Quote the records that follow in full and exactly; leave out the pictures.

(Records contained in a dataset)
⁂

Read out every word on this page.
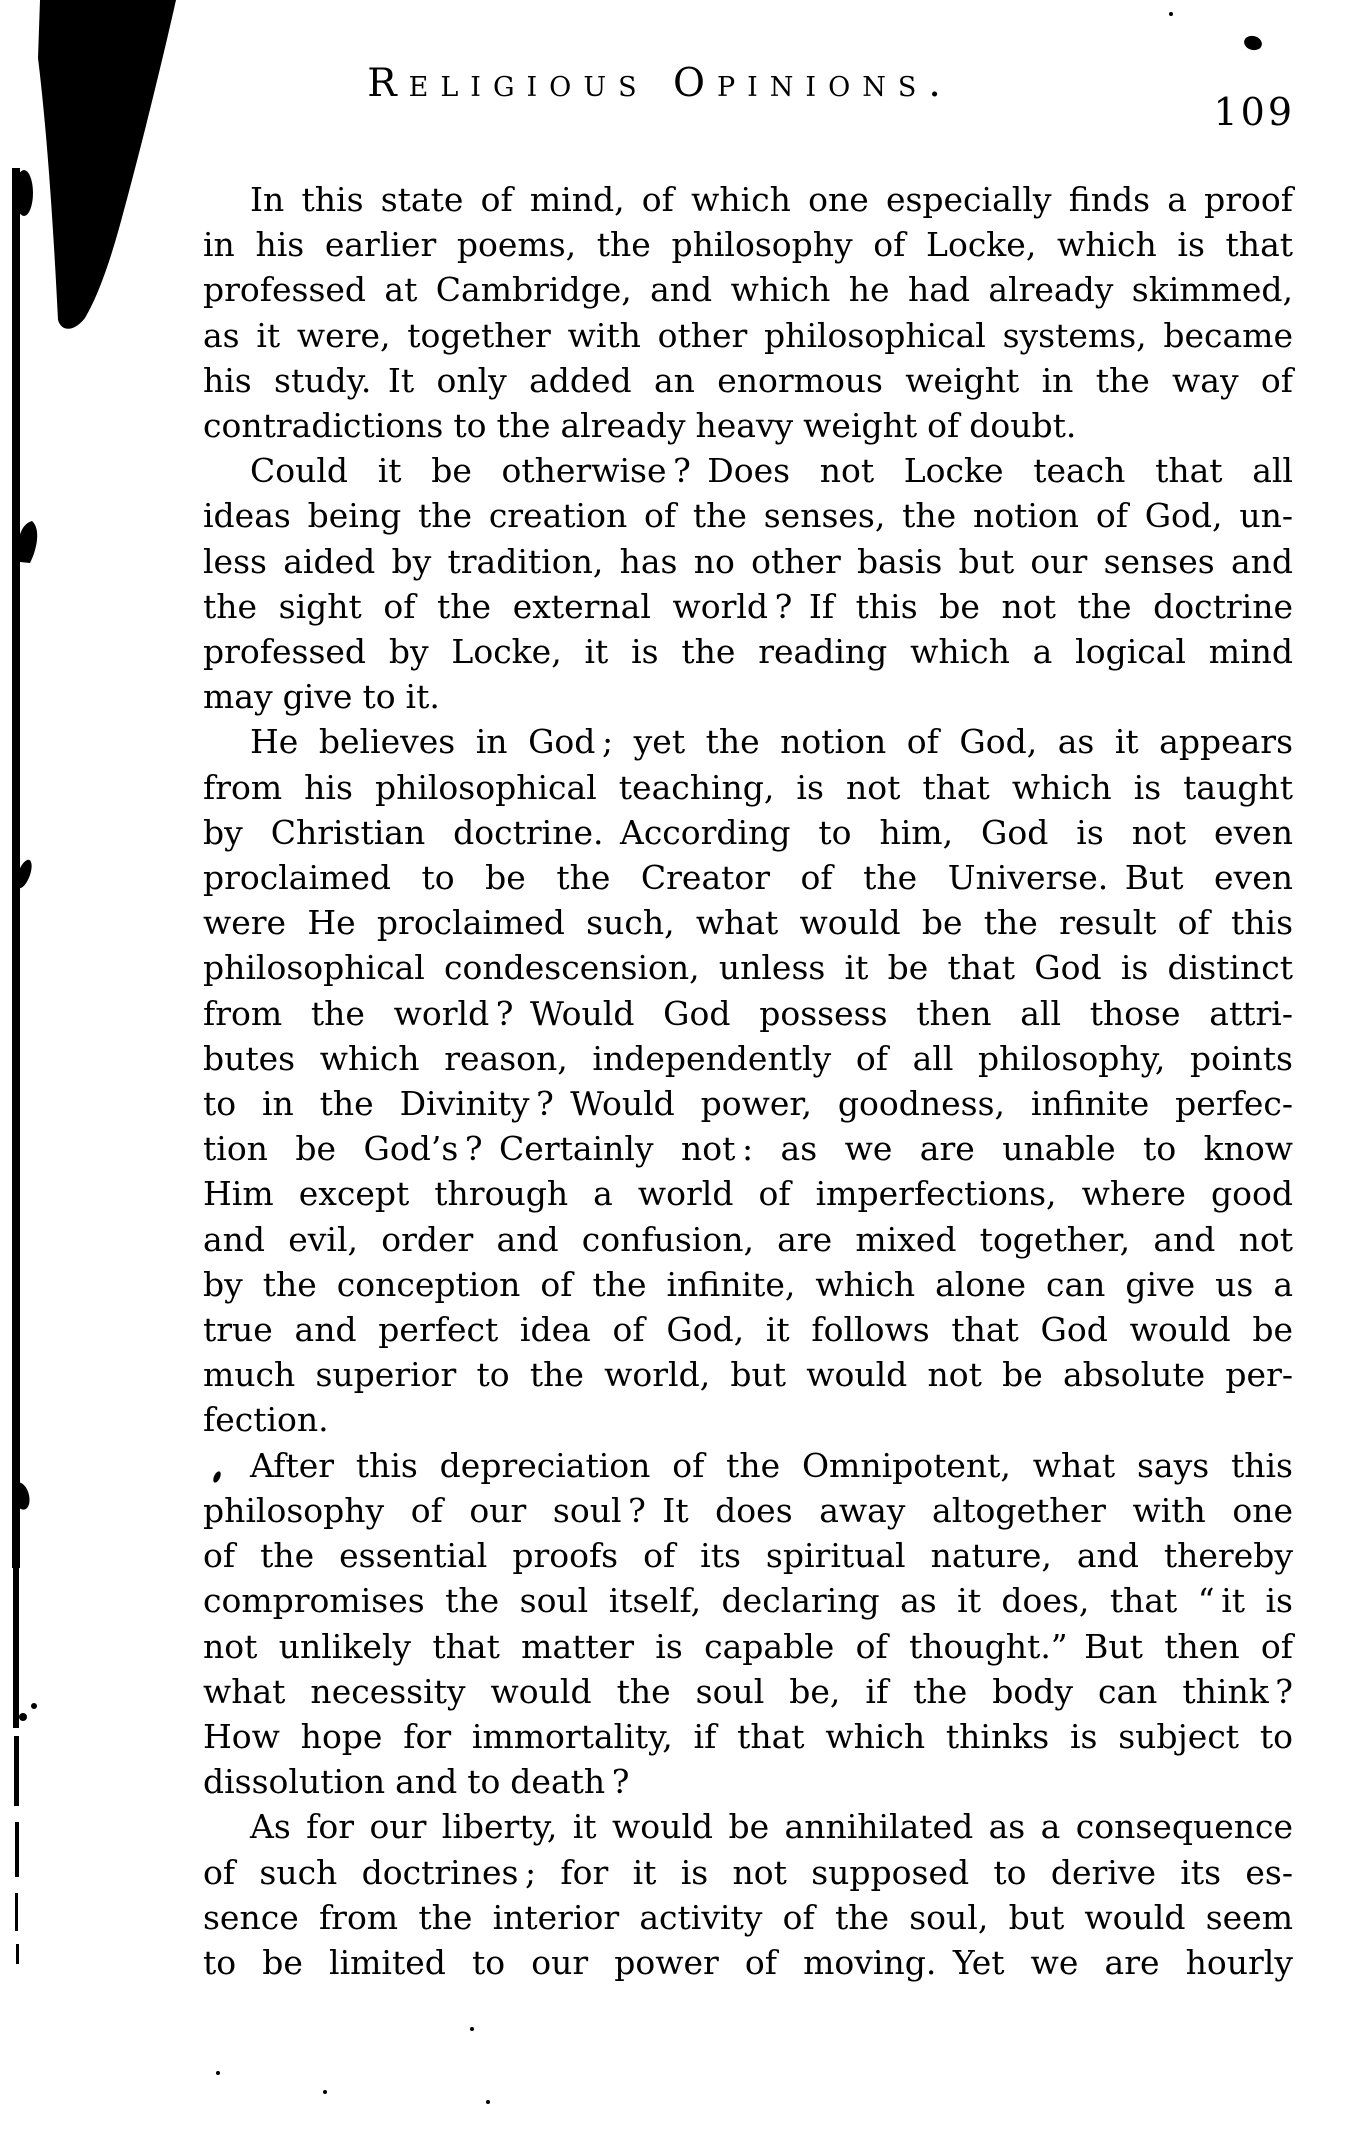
Religious Opinions.
109
In this state of mind, of which one especially finds a proof
in his earlier poems, the philosophy of Locke, which is that
professed at Cambridge, and which he had already skimmed,
as it were, together with other philosophical systems, became
his study. It only added an enormous weight in the way of
contradictions to the already heavy weight of doubt.
Could it be otherwise ? Does not Locke teach that all
ideas being the creation of the senses, the notion of God, un-
less aided by tradition, has no other basis but our senses and
the sight of the external world ? If this be not the doctrine
professed by Locke, it is the reading which a logical mind
may give to it.
He believes in God ; yet the notion of God, as it appears
from his philosophical teaching, is not that which is taught
by Christian doctrine. According to him, God is not even
proclaimed to be the Creator of the Universe. But even
were He proclaimed such, what would be the result of this
philosophical condescension, unless it be that God is distinct
from the world ? Would God possess then all those attri-
butes which reason, independently of all philosophy, points
to in the Divinity ? Would power, goodness, infinite perfec-
tion be God’s ? Certainly not : as we are unable to know
Him except through a world of imperfections, where good
and evil, order and confusion, are mixed together, and not
by the conception of the infinite, which alone can give us a
true and perfect idea of God, it follows that God would be
much superior to the world, but would not be absolute per-
fection.
After this depreciation of the Omnipotent, what says this
philosophy of our soul ? It does away altogether with one
of the essential proofs of its spiritual nature, and thereby
compromises the soul itself, declaring as it does, that “ it is
not unlikely that matter is capable of thought.” But then of
what necessity would the soul be, if the body can think ?
How hope for immortality, if that which thinks is subject to
dissolution and to death ?
As for our liberty, it would be annihilated as a consequence
of such doctrines ; for it is not supposed to derive its es-
sence from the interior activity of the soul, but would seem
to be limited to our power of moving. Yet we are hourly
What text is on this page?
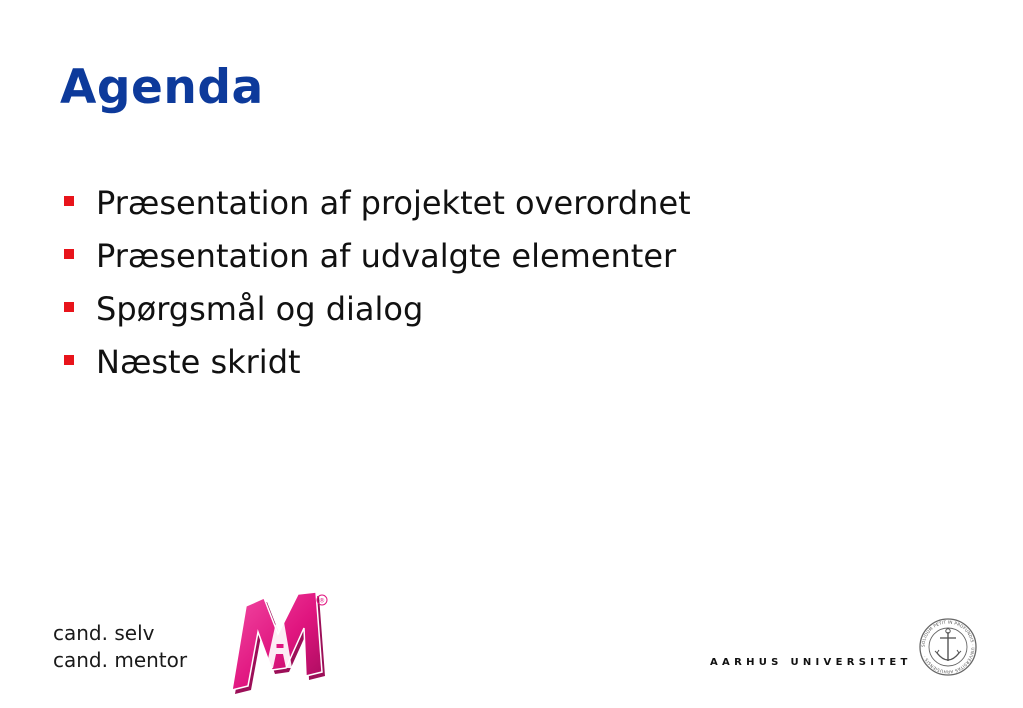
Agenda
Præsentation af projektet overordnet
Præsentation af udvalgte elementer
Spørgsmål og dialog
Næste skridt
cand. selv
cand. mentor
®
AARHUS UNIVERSITET
SOLIDUM PETIT IN PROFUNDIS · UNIVERSITAS ARHUSIENSIS ·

⁂

▶ **OUTPUT**:
Read out every word on this page.
Religious Opinions.
109
In this state of mind, of which one especially finds a proof
in his earlier poems, the philosophy of Locke, which is that
professed at Cambridge, and which he had already skimmed,
as it were, together with other philosophical systems, became
his study. It only added an enormous weight in the way of
contradictions to the already heavy weight of doubt.
Could it be otherwise ? Does not Locke teach that all
ideas being the creation of the senses, the notion of God, un-
less aided by tradition, has no other basis but our senses and
the sight of the external world ? If this be not the doctrine
professed by Locke, it is the reading which a logical mind
may give to it.
He believes in God ; yet the notion of God, as it appears
from his philosophical teaching, is not that which is taught
by Christian doctrine. According to him, God is not even
proclaimed to be the Creator of the Universe. But even
were He proclaimed such, what would be the result of this
philosophical condescension, unless it be that God is distinct
from the world ? Would God possess then all those attri-
butes which reason, independently of all philosophy, points
to in the Divinity ? Would power, goodness, infinite perfec-
tion be God’s ? Certainly not : as we are unable to know
Him except through a world of imperfections, where good
and evil, order and confusion, are mixed together, and not
by the conception of the infinite, which alone can give us a
true and perfect idea of God, it follows that God would be
much superior to the world, but would not be absolute per-
fection.
After this depreciation of the Omnipotent, what says this
philosophy of our soul ? It does away altogether with one
of the essential proofs of its spiritual nature, and thereby
compromises the soul itself, declaring as it does, that “ it is
not unlikely that matter is capable of thought.” But then of
what necessity would the soul be, if the body can think ?
How hope for immortality, if that which thinks is subject to
dissolution and to death ?
As for our liberty, it would be annihilated as a consequence
of such doctrines ; for it is not supposed to derive its es-
sence from the interior activity of the soul, but would seem
to be limited to our power of moving. Yet we are hourly
What text is on this page?
Agenda
Præsentation af projektet overordnet
Præsentation af udvalgte elementer
Spørgsmål og dialog
Næste skridt
cand. selv
cand. mentor
®
AARHUS UNIVERSITET
SOLIDUM PETIT IN PROFUNDIS · UNIVERSITAS ARHUSIENSIS ·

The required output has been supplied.